╭──

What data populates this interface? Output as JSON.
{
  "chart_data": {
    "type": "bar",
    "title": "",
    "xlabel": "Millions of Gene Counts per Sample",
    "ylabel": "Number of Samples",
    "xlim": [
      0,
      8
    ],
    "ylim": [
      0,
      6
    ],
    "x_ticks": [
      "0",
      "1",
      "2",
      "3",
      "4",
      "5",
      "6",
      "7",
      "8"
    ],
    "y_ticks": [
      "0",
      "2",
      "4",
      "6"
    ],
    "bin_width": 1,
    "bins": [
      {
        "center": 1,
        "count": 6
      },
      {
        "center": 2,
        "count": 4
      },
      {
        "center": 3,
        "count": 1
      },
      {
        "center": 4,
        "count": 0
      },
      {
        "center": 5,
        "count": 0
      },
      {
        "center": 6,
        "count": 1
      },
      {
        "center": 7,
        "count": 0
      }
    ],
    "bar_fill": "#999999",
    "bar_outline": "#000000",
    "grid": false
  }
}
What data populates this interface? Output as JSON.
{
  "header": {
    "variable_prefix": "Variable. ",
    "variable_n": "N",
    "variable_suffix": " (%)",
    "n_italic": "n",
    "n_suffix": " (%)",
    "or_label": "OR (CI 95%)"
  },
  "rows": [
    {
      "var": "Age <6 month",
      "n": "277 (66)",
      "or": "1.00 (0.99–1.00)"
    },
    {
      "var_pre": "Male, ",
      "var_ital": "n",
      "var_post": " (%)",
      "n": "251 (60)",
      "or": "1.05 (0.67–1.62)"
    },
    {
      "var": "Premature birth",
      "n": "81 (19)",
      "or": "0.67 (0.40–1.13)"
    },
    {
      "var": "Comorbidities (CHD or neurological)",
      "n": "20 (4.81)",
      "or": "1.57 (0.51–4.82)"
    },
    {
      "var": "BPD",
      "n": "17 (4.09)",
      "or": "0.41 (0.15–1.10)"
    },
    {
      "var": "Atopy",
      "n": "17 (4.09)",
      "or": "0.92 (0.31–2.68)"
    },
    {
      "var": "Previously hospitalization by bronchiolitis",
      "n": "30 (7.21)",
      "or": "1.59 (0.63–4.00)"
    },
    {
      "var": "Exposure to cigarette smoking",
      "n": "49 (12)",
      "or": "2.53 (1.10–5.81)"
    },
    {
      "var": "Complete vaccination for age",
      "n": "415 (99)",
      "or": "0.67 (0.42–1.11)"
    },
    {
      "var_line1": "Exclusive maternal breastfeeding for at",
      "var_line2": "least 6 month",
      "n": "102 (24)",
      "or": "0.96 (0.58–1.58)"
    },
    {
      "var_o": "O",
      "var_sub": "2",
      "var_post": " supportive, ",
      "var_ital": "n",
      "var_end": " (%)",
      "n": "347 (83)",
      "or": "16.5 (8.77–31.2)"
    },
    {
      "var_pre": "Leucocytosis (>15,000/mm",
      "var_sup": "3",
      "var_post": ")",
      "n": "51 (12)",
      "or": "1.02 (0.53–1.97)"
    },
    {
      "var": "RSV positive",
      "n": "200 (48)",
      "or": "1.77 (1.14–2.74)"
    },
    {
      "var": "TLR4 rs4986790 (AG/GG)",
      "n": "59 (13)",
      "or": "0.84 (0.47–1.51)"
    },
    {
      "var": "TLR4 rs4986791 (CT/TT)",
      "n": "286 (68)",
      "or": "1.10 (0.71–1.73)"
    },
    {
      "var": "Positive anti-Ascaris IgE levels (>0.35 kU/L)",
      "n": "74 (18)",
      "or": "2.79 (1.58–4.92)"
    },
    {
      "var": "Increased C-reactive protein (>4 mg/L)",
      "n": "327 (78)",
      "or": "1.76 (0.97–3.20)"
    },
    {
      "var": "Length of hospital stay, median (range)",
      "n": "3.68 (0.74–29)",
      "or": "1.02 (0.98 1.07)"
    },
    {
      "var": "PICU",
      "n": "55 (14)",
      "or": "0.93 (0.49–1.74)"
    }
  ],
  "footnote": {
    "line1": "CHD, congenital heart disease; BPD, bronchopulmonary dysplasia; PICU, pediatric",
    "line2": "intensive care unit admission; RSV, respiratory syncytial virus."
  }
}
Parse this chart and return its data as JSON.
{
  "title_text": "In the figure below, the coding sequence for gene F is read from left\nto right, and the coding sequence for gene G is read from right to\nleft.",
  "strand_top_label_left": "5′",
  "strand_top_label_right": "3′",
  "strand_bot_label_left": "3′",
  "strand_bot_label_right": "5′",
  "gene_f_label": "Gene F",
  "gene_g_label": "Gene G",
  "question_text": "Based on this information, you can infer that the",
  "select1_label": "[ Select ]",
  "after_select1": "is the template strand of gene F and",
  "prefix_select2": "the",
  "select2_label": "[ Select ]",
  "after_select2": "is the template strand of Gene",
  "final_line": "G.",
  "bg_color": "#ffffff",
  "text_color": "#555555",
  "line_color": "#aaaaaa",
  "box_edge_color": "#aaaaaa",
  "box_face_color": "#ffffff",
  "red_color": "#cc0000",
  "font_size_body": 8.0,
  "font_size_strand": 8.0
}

╰──

→ Exercise details:
Copy each record above so that no word or mark differs.

→ Solution for this problem:
What data populates this interface? Output as JSON.
{
  "chart_data": {
    "type": "bar",
    "title": "",
    "xlabel": "Millions of Gene Counts per Sample",
    "ylabel": "Number of Samples",
    "xlim": [
      0,
      8
    ],
    "ylim": [
      0,
      6
    ],
    "x_ticks": [
      "0",
      "1",
      "2",
      "3",
      "4",
      "5",
      "6",
      "7",
      "8"
    ],
    "y_ticks": [
      "0",
      "2",
      "4",
      "6"
    ],
    "bin_width": 1,
    "bins": [
      {
        "center": 1,
        "count": 6
      },
      {
        "center": 2,
        "count": 4
      },
      {
        "center": 3,
        "count": 1
      },
      {
        "center": 4,
        "count": 0
      },
      {
        "center": 5,
        "count": 0
      },
      {
        "center": 6,
        "count": 1
      },
      {
        "center": 7,
        "count": 0
      }
    ],
    "bar_fill": "#999999",
    "bar_outline": "#000000",
    "grid": false
  }
}
What data populates this interface? Output as JSON.
{
  "header": {
    "variable_prefix": "Variable. ",
    "variable_n": "N",
    "variable_suffix": " (%)",
    "n_italic": "n",
    "n_suffix": " (%)",
    "or_label": "OR (CI 95%)"
  },
  "rows": [
    {
      "var": "Age <6 month",
      "n": "277 (66)",
      "or": "1.00 (0.99–1.00)"
    },
    {
      "var_pre": "Male, ",
      "var_ital": "n",
      "var_post": " (%)",
      "n": "251 (60)",
      "or": "1.05 (0.67–1.62)"
    },
    {
      "var": "Premature birth",
      "n": "81 (19)",
      "or": "0.67 (0.40–1.13)"
    },
    {
      "var": "Comorbidities (CHD or neurological)",
      "n": "20 (4.81)",
      "or": "1.57 (0.51–4.82)"
    },
    {
      "var": "BPD",
      "n": "17 (4.09)",
      "or": "0.41 (0.15–1.10)"
    },
    {
      "var": "Atopy",
      "n": "17 (4.09)",
      "or": "0.92 (0.31–2.68)"
    },
    {
      "var": "Previously hospitalization by bronchiolitis",
      "n": "30 (7.21)",
      "or": "1.59 (0.63–4.00)"
    },
    {
      "var": "Exposure to cigarette smoking",
      "n": "49 (12)",
      "or": "2.53 (1.10–5.81)"
    },
    {
      "var": "Complete vaccination for age",
      "n": "415 (99)",
      "or": "0.67 (0.42–1.11)"
    },
    {
      "var_line1": "Exclusive maternal breastfeeding for at",
      "var_line2": "least 6 month",
      "n": "102 (24)",
      "or": "0.96 (0.58–1.58)"
    },
    {
      "var_o": "O",
      "var_sub": "2",
      "var_post": " supportive, ",
      "var_ital": "n",
      "var_end": " (%)",
      "n": "347 (83)",
      "or": "16.5 (8.77–31.2)"
    },
    {
      "var_pre": "Leucocytosis (>15,000/mm",
      "var_sup": "3",
      "var_post": ")",
      "n": "51 (12)",
      "or": "1.02 (0.53–1.97)"
    },
    {
      "var": "RSV positive",
      "n": "200 (48)",
      "or": "1.77 (1.14–2.74)"
    },
    {
      "var": "TLR4 rs4986790 (AG/GG)",
      "n": "59 (13)",
      "or": "0.84 (0.47–1.51)"
    },
    {
      "var": "TLR4 rs4986791 (CT/TT)",
      "n": "286 (68)",
      "or": "1.10 (0.71–1.73)"
    },
    {
      "var": "Positive anti-Ascaris IgE levels (>0.35 kU/L)",
      "n": "74 (18)",
      "or": "2.79 (1.58–4.92)"
    },
    {
      "var": "Increased C-reactive protein (>4 mg/L)",
      "n": "327 (78)",
      "or": "1.76 (0.97–3.20)"
    },
    {
      "var": "Length of hospital stay, median (range)",
      "n": "3.68 (0.74–29)",
      "or": "1.02 (0.98 1.07)"
    },
    {
      "var": "PICU",
      "n": "55 (14)",
      "or": "0.93 (0.49–1.74)"
    }
  ],
  "footnote": {
    "line1": "CHD, congenital heart disease; BPD, bronchopulmonary dysplasia; PICU, pediatric",
    "line2": "intensive care unit admission; RSV, respiratory syncytial virus."
  }
}
Parse this chart and return its data as JSON.
{
  "title_text": "In the figure below, the coding sequence for gene F is read from left\nto right, and the coding sequence for gene G is read from right to\nleft.",
  "strand_top_label_left": "5′",
  "strand_top_label_right": "3′",
  "strand_bot_label_left": "3′",
  "strand_bot_label_right": "5′",
  "gene_f_label": "Gene F",
  "gene_g_label": "Gene G",
  "question_text": "Based on this information, you can infer that the",
  "select1_label": "[ Select ]",
  "after_select1": "is the template strand of gene F and",
  "prefix_select2": "the",
  "select2_label": "[ Select ]",
  "after_select2": "is the template strand of Gene",
  "final_line": "G.",
  "bg_color": "#ffffff",
  "text_color": "#555555",
  "line_color": "#aaaaaa",
  "box_edge_color": "#aaaaaa",
  "box_face_color": "#ffffff",
  "red_color": "#cc0000",
  "font_size_body": 8.0,
  "font_size_strand": 8.0
}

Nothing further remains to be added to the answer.